• EXERCISE:
Transcribe the records that follow, preserving every word.

• LISTED ENTRIES:
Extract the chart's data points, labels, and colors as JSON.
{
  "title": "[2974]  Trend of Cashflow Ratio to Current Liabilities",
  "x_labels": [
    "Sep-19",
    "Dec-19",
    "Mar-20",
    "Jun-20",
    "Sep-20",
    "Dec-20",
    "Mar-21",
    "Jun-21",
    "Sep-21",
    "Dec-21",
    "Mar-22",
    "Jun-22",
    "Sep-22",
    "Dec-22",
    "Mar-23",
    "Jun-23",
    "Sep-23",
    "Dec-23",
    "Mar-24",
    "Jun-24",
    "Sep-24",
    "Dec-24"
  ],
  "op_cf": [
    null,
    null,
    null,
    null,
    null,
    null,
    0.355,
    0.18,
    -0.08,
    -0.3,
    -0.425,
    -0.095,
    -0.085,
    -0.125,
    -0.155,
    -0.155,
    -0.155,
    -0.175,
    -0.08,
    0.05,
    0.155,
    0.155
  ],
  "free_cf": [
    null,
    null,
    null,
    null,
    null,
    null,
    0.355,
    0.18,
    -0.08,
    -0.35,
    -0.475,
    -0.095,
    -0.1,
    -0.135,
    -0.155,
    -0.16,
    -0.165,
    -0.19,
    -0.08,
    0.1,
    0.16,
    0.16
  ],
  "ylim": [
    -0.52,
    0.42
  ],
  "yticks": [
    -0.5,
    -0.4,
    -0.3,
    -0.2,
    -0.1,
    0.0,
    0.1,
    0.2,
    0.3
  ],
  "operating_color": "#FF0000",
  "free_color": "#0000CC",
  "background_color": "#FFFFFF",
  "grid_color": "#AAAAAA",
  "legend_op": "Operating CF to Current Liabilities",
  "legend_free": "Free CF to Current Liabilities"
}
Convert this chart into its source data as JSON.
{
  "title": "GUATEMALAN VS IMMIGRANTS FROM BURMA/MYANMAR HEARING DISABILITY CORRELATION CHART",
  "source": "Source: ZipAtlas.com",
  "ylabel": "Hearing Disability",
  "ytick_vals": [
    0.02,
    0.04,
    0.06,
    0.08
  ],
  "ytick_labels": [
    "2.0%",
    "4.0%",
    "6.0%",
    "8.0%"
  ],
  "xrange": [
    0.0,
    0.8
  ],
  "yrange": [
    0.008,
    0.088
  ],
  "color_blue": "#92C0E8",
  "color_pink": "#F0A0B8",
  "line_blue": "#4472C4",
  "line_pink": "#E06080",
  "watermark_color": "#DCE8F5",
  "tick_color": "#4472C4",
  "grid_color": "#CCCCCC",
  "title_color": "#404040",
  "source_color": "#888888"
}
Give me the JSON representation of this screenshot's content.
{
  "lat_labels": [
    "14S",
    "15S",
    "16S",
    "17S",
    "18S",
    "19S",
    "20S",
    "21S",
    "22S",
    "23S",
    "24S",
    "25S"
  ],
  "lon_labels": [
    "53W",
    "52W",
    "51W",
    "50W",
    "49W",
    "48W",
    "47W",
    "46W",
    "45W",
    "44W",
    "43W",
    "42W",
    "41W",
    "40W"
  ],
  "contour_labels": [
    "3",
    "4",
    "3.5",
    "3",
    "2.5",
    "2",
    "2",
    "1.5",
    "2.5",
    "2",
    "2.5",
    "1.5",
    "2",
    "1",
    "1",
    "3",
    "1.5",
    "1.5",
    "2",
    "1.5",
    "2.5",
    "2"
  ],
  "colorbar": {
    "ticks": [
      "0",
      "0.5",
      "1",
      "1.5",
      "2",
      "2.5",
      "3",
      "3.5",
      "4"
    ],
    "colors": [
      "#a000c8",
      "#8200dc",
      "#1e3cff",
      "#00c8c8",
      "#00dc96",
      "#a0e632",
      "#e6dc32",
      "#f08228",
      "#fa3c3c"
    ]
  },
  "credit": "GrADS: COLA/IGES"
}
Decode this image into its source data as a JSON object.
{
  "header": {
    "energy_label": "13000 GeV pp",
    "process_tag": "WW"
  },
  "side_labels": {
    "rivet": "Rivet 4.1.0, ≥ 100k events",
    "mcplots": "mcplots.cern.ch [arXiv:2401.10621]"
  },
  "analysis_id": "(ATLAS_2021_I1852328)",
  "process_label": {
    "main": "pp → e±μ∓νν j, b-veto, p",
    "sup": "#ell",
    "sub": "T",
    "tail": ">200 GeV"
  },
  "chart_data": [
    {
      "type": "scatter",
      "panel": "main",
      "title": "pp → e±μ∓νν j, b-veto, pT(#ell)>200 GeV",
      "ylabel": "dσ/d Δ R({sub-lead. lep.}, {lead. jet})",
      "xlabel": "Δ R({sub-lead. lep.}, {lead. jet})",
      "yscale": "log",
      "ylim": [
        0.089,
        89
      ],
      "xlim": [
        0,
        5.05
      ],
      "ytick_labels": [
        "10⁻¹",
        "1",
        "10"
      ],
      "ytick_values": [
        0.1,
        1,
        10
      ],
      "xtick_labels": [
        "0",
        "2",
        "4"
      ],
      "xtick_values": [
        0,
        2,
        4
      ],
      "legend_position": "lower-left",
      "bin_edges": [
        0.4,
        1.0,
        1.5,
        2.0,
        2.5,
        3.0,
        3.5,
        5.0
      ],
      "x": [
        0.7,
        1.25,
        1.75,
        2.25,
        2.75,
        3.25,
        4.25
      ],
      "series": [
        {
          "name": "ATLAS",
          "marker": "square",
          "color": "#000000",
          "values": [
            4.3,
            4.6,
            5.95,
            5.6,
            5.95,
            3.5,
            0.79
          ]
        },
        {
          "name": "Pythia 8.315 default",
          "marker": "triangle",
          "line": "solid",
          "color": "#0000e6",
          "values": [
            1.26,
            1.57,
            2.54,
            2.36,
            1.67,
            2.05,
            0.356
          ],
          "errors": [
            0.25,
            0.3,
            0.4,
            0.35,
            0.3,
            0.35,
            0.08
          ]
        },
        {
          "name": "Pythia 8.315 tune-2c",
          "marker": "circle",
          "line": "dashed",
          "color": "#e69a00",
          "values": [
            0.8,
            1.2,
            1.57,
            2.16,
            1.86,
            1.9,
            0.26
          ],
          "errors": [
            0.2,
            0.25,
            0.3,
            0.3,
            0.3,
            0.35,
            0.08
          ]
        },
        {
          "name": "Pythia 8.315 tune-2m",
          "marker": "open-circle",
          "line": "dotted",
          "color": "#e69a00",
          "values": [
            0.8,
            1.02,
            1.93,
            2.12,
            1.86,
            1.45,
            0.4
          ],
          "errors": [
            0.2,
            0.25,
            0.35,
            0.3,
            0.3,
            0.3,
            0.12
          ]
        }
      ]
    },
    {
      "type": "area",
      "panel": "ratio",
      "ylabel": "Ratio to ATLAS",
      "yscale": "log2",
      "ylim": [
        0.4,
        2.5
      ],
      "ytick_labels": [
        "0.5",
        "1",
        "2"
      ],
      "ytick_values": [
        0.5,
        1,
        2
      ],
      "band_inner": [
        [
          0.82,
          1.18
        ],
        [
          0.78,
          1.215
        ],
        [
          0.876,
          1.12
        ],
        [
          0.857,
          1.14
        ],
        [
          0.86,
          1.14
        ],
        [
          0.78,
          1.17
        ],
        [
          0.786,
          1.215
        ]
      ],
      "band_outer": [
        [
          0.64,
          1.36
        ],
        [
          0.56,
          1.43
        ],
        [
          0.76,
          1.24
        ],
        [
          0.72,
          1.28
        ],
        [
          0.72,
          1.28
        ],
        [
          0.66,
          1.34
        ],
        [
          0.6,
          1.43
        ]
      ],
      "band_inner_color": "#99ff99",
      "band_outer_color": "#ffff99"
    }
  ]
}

• RESPONSE:
Extract the chart's data points, labels, and colors as JSON.
{
  "title": "[2974]  Trend of Cashflow Ratio to Current Liabilities",
  "x_labels": [
    "Sep-19",
    "Dec-19",
    "Mar-20",
    "Jun-20",
    "Sep-20",
    "Dec-20",
    "Mar-21",
    "Jun-21",
    "Sep-21",
    "Dec-21",
    "Mar-22",
    "Jun-22",
    "Sep-22",
    "Dec-22",
    "Mar-23",
    "Jun-23",
    "Sep-23",
    "Dec-23",
    "Mar-24",
    "Jun-24",
    "Sep-24",
    "Dec-24"
  ],
  "op_cf": [
    null,
    null,
    null,
    null,
    null,
    null,
    0.355,
    0.18,
    -0.08,
    -0.3,
    -0.425,
    -0.095,
    -0.085,
    -0.125,
    -0.155,
    -0.155,
    -0.155,
    -0.175,
    -0.08,
    0.05,
    0.155,
    0.155
  ],
  "free_cf": [
    null,
    null,
    null,
    null,
    null,
    null,
    0.355,
    0.18,
    -0.08,
    -0.35,
    -0.475,
    -0.095,
    -0.1,
    -0.135,
    -0.155,
    -0.16,
    -0.165,
    -0.19,
    -0.08,
    0.1,
    0.16,
    0.16
  ],
  "ylim": [
    -0.52,
    0.42
  ],
  "yticks": [
    -0.5,
    -0.4,
    -0.3,
    -0.2,
    -0.1,
    0.0,
    0.1,
    0.2,
    0.3
  ],
  "operating_color": "#FF0000",
  "free_color": "#0000CC",
  "background_color": "#FFFFFF",
  "grid_color": "#AAAAAA",
  "legend_op": "Operating CF to Current Liabilities",
  "legend_free": "Free CF to Current Liabilities"
}
Convert this chart into its source data as JSON.
{
  "title": "GUATEMALAN VS IMMIGRANTS FROM BURMA/MYANMAR HEARING DISABILITY CORRELATION CHART",
  "source": "Source: ZipAtlas.com",
  "ylabel": "Hearing Disability",
  "ytick_vals": [
    0.02,
    0.04,
    0.06,
    0.08
  ],
  "ytick_labels": [
    "2.0%",
    "4.0%",
    "6.0%",
    "8.0%"
  ],
  "xrange": [
    0.0,
    0.8
  ],
  "yrange": [
    0.008,
    0.088
  ],
  "color_blue": "#92C0E8",
  "color_pink": "#F0A0B8",
  "line_blue": "#4472C4",
  "line_pink": "#E06080",
  "watermark_color": "#DCE8F5",
  "tick_color": "#4472C4",
  "grid_color": "#CCCCCC",
  "title_color": "#404040",
  "source_color": "#888888"
}
Give me the JSON representation of this screenshot's content.
{
  "lat_labels": [
    "14S",
    "15S",
    "16S",
    "17S",
    "18S",
    "19S",
    "20S",
    "21S",
    "22S",
    "23S",
    "24S",
    "25S"
  ],
  "lon_labels": [
    "53W",
    "52W",
    "51W",
    "50W",
    "49W",
    "48W",
    "47W",
    "46W",
    "45W",
    "44W",
    "43W",
    "42W",
    "41W",
    "40W"
  ],
  "contour_labels": [
    "3",
    "4",
    "3.5",
    "3",
    "2.5",
    "2",
    "2",
    "1.5",
    "2.5",
    "2",
    "2.5",
    "1.5",
    "2",
    "1",
    "1",
    "3",
    "1.5",
    "1.5",
    "2",
    "1.5",
    "2.5",
    "2"
  ],
  "colorbar": {
    "ticks": [
      "0",
      "0.5",
      "1",
      "1.5",
      "2",
      "2.5",
      "3",
      "3.5",
      "4"
    ],
    "colors": [
      "#a000c8",
      "#8200dc",
      "#1e3cff",
      "#00c8c8",
      "#00dc96",
      "#a0e632",
      "#e6dc32",
      "#f08228",
      "#fa3c3c"
    ]
  },
  "credit": "GrADS: COLA/IGES"
}
Decode this image into its source data as a JSON object.
{
  "header": {
    "energy_label": "13000 GeV pp",
    "process_tag": "WW"
  },
  "side_labels": {
    "rivet": "Rivet 4.1.0, ≥ 100k events",
    "mcplots": "mcplots.cern.ch [arXiv:2401.10621]"
  },
  "analysis_id": "(ATLAS_2021_I1852328)",
  "process_label": {
    "main": "pp → e±μ∓νν j, b-veto, p",
    "sup": "#ell",
    "sub": "T",
    "tail": ">200 GeV"
  },
  "chart_data": [
    {
      "type": "scatter",
      "panel": "main",
      "title": "pp → e±μ∓νν j, b-veto, pT(#ell)>200 GeV",
      "ylabel": "dσ/d Δ R({sub-lead. lep.}, {lead. jet})",
      "xlabel": "Δ R({sub-lead. lep.}, {lead. jet})",
      "yscale": "log",
      "ylim": [
        0.089,
        89
      ],
      "xlim": [
        0,
        5.05
      ],
      "ytick_labels": [
        "10⁻¹",
        "1",
        "10"
      ],
      "ytick_values": [
        0.1,
        1,
        10
      ],
      "xtick_labels": [
        "0",
        "2",
        "4"
      ],
      "xtick_values": [
        0,
        2,
        4
      ],
      "legend_position": "lower-left",
      "bin_edges": [
        0.4,
        1.0,
        1.5,
        2.0,
        2.5,
        3.0,
        3.5,
        5.0
      ],
      "x": [
        0.7,
        1.25,
        1.75,
        2.25,
        2.75,
        3.25,
        4.25
      ],
      "series": [
        {
          "name": "ATLAS",
          "marker": "square",
          "color": "#000000",
          "values": [
            4.3,
            4.6,
            5.95,
            5.6,
            5.95,
            3.5,
            0.79
          ]
        },
        {
          "name": "Pythia 8.315 default",
          "marker": "triangle",
          "line": "solid",
          "color": "#0000e6",
          "values": [
            1.26,
            1.57,
            2.54,
            2.36,
            1.67,
            2.05,
            0.356
          ],
          "errors": [
            0.25,
            0.3,
            0.4,
            0.35,
            0.3,
            0.35,
            0.08
          ]
        },
        {
          "name": "Pythia 8.315 tune-2c",
          "marker": "circle",
          "line": "dashed",
          "color": "#e69a00",
          "values": [
            0.8,
            1.2,
            1.57,
            2.16,
            1.86,
            1.9,
            0.26
          ],
          "errors": [
            0.2,
            0.25,
            0.3,
            0.3,
            0.3,
            0.35,
            0.08
          ]
        },
        {
          "name": "Pythia 8.315 tune-2m",
          "marker": "open-circle",
          "line": "dotted",
          "color": "#e69a00",
          "values": [
            0.8,
            1.02,
            1.93,
            2.12,
            1.86,
            1.45,
            0.4
          ],
          "errors": [
            0.2,
            0.25,
            0.35,
            0.3,
            0.3,
            0.3,
            0.12
          ]
        }
      ]
    },
    {
      "type": "area",
      "panel": "ratio",
      "ylabel": "Ratio to ATLAS",
      "yscale": "log2",
      "ylim": [
        0.4,
        2.5
      ],
      "ytick_labels": [
        "0.5",
        "1",
        "2"
      ],
      "ytick_values": [
        0.5,
        1,
        2
      ],
      "band_inner": [
        [
          0.82,
          1.18
        ],
        [
          0.78,
          1.215
        ],
        [
          0.876,
          1.12
        ],
        [
          0.857,
          1.14
        ],
        [
          0.86,
          1.14
        ],
        [
          0.78,
          1.17
        ],
        [
          0.786,
          1.215
        ]
      ],
      "band_outer": [
        [
          0.64,
          1.36
        ],
        [
          0.56,
          1.43
        ],
        [
          0.76,
          1.24
        ],
        [
          0.72,
          1.28
        ],
        [
          0.72,
          1.28
        ],
        [
          0.66,
          1.34
        ],
        [
          0.6,
          1.43
        ]
      ],
      "band_inner_color": "#99ff99",
      "band_outer_color": "#ffff99"
    }
  ]
}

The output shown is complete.